[Lines of data]

[start]

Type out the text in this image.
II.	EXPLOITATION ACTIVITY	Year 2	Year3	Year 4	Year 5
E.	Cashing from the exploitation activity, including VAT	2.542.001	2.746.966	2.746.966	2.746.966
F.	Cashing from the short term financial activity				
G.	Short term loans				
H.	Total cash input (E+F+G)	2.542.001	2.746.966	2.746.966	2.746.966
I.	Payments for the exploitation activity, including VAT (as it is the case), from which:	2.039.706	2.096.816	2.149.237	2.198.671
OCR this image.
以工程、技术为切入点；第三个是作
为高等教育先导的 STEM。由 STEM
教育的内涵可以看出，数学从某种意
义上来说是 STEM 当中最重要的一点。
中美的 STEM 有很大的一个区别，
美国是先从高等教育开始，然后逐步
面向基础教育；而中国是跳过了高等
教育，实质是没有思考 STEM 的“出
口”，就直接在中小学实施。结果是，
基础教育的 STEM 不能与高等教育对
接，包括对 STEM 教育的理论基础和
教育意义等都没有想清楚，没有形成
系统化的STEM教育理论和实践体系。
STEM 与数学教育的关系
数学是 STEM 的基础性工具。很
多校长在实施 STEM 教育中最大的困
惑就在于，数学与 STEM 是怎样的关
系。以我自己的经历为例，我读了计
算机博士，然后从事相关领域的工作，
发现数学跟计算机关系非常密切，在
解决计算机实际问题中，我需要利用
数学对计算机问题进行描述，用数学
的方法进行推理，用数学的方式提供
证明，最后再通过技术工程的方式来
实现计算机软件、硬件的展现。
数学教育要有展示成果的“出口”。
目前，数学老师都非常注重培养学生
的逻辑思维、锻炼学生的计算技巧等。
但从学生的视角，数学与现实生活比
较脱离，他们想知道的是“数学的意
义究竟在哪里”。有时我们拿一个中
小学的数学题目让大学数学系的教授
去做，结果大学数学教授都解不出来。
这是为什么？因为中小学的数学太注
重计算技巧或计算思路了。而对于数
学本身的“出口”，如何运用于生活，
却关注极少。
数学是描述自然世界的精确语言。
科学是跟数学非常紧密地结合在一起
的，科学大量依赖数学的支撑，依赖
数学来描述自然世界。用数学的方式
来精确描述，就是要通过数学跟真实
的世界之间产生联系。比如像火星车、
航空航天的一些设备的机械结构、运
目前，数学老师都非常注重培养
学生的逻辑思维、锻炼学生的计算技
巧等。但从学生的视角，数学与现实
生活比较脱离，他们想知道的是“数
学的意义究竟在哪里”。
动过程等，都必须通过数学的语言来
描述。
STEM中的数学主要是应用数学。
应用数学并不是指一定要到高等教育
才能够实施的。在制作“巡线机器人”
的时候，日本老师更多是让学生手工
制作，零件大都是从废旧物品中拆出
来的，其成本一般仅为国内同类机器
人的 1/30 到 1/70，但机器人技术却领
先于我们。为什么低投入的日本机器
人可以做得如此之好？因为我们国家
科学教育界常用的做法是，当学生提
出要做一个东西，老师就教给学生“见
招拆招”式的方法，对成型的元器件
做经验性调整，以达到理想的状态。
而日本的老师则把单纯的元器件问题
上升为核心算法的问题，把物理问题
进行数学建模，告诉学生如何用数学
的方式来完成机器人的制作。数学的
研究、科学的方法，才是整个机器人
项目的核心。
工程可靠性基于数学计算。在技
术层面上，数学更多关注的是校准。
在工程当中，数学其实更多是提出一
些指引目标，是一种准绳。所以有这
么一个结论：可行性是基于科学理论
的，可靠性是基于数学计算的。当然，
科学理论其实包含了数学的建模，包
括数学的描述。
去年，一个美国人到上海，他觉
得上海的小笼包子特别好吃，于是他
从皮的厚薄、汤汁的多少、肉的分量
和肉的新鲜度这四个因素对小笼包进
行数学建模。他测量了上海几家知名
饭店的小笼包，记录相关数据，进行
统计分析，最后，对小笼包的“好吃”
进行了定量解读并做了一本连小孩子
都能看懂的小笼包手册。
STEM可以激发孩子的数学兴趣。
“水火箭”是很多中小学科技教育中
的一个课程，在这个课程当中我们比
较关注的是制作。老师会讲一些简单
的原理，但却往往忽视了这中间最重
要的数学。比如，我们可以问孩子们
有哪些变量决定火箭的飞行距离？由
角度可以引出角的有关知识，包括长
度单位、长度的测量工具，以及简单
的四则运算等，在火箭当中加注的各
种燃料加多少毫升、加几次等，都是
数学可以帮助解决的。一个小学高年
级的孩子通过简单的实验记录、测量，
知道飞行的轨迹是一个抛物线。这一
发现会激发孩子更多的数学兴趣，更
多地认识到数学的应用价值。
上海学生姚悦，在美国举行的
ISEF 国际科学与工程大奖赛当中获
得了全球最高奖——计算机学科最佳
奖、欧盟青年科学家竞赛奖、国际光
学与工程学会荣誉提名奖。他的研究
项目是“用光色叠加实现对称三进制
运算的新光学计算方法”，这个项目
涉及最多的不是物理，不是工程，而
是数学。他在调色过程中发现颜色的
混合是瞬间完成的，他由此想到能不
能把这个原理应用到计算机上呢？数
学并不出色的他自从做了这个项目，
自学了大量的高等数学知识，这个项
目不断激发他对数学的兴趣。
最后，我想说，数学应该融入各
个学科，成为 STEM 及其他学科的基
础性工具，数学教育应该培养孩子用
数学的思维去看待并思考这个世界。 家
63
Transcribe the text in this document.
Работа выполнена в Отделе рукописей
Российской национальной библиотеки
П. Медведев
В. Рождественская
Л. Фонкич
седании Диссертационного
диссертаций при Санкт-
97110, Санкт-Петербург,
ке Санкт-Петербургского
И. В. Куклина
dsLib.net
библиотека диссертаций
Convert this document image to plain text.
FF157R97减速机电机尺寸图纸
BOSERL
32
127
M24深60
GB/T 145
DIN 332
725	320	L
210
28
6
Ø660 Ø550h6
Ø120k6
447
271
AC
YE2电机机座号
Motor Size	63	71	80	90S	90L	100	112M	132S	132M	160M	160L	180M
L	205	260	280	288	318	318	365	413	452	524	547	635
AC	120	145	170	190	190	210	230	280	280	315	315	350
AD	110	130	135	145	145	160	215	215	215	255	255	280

[end]

◆ Task to complete ◆
Look through the entries above; copy every line holding the string "document".

◆ Complete output ◆
Transcribe the text in this document.
Convert this document image to plain text.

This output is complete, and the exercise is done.